# Given instruction
Look through the listing for the word "Doberstein". Copy each line that has it.

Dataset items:

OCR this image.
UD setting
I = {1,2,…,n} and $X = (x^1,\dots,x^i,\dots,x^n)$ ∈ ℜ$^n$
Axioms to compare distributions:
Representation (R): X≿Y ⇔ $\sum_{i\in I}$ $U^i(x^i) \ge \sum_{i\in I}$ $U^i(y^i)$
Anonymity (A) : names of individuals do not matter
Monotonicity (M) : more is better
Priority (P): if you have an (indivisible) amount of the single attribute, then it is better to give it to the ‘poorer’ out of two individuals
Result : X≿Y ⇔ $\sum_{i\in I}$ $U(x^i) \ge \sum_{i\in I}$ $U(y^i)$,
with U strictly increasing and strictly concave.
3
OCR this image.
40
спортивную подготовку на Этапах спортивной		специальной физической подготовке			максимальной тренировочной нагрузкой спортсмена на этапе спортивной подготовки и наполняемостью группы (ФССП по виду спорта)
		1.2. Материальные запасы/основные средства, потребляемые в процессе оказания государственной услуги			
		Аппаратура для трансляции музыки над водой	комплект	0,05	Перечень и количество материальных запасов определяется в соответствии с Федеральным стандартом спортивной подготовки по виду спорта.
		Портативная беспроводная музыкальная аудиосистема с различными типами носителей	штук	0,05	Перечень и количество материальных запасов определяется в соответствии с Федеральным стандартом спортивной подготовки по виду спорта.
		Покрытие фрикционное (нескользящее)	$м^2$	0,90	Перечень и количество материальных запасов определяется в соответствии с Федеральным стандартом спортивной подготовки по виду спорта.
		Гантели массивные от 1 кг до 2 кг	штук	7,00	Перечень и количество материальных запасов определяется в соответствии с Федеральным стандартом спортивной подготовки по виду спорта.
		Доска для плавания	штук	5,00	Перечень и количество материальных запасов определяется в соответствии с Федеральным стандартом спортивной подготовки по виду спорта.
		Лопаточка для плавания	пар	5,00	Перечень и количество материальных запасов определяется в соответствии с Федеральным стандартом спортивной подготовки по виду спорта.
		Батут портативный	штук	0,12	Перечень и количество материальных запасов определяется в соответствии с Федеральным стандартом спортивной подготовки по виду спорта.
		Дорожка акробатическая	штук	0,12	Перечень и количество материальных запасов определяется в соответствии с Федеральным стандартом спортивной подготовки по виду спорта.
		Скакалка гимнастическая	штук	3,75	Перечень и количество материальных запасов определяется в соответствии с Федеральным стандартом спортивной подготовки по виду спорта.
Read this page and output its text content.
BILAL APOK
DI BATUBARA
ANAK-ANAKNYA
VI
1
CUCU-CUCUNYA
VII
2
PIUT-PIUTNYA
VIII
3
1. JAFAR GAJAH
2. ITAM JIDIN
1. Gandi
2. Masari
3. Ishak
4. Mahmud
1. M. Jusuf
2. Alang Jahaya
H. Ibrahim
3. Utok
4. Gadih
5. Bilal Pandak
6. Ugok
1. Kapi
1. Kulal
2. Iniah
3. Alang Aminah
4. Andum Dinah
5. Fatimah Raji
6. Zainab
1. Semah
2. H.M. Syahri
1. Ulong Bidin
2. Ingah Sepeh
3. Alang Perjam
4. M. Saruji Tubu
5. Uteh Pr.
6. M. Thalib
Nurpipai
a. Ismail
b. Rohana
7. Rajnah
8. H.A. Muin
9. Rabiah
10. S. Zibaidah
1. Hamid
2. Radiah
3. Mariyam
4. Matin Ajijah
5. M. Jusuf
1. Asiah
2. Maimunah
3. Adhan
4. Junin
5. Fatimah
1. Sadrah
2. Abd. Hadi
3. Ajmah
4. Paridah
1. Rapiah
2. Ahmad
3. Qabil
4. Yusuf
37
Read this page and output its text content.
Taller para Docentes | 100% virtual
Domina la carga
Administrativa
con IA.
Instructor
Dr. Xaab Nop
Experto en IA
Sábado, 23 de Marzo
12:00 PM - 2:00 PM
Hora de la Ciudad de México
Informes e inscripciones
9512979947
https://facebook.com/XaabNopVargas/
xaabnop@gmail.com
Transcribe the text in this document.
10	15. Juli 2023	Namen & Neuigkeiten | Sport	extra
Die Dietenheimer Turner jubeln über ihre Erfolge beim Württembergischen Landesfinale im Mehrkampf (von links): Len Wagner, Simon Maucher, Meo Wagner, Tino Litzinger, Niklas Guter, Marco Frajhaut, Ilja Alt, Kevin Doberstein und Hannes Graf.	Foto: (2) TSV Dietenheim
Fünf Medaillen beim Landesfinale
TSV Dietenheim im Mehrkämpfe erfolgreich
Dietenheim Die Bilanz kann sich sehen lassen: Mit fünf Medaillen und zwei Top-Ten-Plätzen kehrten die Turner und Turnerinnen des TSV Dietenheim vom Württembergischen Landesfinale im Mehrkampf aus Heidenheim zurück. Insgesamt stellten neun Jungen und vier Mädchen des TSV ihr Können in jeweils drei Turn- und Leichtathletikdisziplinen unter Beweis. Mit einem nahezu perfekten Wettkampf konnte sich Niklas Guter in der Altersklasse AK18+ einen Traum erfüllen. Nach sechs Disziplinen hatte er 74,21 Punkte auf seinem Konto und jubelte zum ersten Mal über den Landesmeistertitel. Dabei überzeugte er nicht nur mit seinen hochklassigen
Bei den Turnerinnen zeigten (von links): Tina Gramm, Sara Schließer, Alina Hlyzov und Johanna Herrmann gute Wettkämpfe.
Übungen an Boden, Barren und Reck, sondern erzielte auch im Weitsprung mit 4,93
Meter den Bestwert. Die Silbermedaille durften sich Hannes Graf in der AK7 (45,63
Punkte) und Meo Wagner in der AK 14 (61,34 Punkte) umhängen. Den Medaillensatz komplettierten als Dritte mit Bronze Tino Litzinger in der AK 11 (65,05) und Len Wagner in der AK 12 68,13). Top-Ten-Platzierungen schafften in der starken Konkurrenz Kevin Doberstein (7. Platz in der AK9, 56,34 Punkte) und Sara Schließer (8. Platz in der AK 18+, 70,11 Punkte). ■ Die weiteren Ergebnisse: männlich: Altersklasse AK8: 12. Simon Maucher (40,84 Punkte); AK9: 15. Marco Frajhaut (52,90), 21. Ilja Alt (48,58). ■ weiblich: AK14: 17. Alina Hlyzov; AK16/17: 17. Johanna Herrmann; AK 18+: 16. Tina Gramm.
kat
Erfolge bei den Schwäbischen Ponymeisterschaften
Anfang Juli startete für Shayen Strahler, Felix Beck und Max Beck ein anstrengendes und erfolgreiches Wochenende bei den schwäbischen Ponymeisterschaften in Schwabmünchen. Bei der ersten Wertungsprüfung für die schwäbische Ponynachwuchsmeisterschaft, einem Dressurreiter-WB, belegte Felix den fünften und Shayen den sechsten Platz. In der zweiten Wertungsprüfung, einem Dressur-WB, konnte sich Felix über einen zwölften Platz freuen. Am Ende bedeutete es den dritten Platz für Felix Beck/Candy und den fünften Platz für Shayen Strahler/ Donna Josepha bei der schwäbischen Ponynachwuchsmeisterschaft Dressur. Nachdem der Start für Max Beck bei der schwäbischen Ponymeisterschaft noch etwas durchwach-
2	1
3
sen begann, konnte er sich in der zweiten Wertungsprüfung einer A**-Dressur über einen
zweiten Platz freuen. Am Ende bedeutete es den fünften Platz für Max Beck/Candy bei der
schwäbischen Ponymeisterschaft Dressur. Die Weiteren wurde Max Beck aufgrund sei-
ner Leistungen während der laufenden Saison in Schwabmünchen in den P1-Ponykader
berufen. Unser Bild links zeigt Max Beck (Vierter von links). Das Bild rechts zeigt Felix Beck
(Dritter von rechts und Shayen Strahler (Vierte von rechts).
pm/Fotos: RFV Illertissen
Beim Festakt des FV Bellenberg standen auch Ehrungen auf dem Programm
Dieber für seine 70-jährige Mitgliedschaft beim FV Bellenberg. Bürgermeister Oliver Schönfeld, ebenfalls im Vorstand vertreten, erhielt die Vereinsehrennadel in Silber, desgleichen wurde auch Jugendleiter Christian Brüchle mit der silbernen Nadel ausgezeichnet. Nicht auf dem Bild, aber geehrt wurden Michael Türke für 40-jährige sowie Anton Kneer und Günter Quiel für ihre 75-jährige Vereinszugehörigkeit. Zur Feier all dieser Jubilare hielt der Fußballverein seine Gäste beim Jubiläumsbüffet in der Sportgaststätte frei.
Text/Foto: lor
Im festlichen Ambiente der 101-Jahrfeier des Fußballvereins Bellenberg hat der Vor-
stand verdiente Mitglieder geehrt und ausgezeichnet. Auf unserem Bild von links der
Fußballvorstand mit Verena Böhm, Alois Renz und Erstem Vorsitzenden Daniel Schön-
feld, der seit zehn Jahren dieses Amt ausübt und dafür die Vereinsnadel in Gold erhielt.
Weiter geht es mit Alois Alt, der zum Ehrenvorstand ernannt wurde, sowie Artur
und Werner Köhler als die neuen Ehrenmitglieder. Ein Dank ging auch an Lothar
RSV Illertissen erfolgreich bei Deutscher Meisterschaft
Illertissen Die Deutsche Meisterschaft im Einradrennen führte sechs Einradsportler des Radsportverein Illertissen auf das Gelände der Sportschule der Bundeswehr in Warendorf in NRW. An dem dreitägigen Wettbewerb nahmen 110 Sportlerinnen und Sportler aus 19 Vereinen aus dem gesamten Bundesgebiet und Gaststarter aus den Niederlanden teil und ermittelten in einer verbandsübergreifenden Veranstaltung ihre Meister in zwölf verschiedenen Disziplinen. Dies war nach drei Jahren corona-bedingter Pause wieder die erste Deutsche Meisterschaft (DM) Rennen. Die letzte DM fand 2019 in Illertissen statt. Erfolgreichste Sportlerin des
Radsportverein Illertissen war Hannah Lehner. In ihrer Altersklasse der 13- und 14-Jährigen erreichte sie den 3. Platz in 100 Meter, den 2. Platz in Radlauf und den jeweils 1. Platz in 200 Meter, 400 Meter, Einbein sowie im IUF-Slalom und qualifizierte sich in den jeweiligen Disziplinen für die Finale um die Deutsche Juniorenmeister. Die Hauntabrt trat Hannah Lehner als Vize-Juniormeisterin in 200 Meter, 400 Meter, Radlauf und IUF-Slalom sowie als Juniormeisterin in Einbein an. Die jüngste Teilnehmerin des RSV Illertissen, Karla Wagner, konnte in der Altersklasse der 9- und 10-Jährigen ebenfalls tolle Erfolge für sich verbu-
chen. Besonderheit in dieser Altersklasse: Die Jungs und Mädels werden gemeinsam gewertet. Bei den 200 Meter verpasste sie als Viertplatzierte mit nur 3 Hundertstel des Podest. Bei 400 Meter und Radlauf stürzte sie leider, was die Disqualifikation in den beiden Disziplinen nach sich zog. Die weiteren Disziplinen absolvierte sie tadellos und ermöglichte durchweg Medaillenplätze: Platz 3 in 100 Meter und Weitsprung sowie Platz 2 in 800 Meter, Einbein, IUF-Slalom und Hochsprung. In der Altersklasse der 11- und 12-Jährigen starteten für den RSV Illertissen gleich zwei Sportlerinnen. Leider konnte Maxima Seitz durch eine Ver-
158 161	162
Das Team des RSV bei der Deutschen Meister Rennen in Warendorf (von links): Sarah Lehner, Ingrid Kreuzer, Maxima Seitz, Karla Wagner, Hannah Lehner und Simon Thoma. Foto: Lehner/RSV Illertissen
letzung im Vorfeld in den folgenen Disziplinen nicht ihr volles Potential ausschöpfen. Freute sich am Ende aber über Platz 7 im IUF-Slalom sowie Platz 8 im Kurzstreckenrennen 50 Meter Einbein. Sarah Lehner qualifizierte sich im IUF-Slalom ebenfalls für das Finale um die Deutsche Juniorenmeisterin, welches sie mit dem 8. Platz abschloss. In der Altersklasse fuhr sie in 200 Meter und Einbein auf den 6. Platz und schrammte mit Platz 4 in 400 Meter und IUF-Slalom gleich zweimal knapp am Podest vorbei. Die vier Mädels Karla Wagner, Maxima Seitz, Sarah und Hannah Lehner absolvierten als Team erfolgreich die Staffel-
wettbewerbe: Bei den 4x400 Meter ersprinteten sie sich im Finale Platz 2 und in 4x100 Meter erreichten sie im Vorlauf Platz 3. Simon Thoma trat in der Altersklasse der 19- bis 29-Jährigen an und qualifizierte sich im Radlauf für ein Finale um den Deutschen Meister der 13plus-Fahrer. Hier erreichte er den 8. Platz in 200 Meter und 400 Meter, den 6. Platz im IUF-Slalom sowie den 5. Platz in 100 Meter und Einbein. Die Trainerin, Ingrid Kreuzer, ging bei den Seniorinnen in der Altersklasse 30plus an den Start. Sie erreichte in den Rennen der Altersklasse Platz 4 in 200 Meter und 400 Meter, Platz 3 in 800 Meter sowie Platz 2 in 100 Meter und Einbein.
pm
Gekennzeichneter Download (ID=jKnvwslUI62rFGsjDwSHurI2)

# Result for this exercise
Die Dietenheimer Turner jubeln über ihre Erfolge beim Württembergischen Landesfinale im Mehrkampf (von links): Len Wagner, Simon Maucher, Meo Wagner, Tino Litzinger, Niklas Guter, Marco Frajhaut, Ilja Alt, Kevin Doberstein und Hannes Graf.	Foto: (2) TSV Dietenheim
Punkte) und Meo Wagner in der AK 14 (61,34 Punkte) umhängen. Den Medaillensatz komplettierten als Dritte mit Bronze Tino Litzinger in der AK 11 (65,05) und Len Wagner in der AK 12 68,13). Top-Ten-Platzierungen schafften in der starken Konkurrenz Kevin Doberstein (7. Platz in der AK9, 56,34 Punkte) und Sara Schließer (8. Platz in der AK 18+, 70,11 Punkte). ■ Die weiteren Ergebnisse: männlich: Altersklasse AK8: 12. Simon Maucher (40,84 Punkte); AK9: 15. Marco Frajhaut (52,90), 21. Ilja Alt (48,58). ■ weiblich: AK14: 17. Alina Hlyzov; AK16/17: 17. Johanna Herrmann; AK 18+: 16. Tina Gramm.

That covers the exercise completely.